[Dataset items]
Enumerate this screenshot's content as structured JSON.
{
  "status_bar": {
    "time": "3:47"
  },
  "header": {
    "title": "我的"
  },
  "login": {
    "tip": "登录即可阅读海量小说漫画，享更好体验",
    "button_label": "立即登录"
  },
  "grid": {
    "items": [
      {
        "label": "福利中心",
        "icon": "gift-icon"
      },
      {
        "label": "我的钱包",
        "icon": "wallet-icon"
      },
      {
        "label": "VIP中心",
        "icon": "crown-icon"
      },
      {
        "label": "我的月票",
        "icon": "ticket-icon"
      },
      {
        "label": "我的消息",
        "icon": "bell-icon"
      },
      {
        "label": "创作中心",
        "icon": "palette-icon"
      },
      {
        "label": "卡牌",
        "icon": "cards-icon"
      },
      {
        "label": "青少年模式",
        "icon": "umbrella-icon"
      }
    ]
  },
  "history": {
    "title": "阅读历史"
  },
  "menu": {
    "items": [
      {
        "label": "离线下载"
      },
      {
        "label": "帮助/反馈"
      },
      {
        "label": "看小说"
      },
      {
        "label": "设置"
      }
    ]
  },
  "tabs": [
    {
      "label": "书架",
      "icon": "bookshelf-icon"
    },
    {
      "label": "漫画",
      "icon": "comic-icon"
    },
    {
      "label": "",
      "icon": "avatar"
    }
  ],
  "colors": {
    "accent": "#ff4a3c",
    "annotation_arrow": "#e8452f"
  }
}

> **What you are asked to do**: Write out every line of the data that holds the word "icon".

> **Written answer**:
        "icon": "gift-icon"
        "icon": "wallet-icon"
        "icon": "crown-icon"
        "icon": "ticket-icon"
        "icon": "bell-icon"
        "icon": "palette-icon"
        "icon": "cards-icon"
        "icon": "umbrella-icon"
      "icon": "bookshelf-icon"
      "icon": "comic-icon"
      "icon": "avatar"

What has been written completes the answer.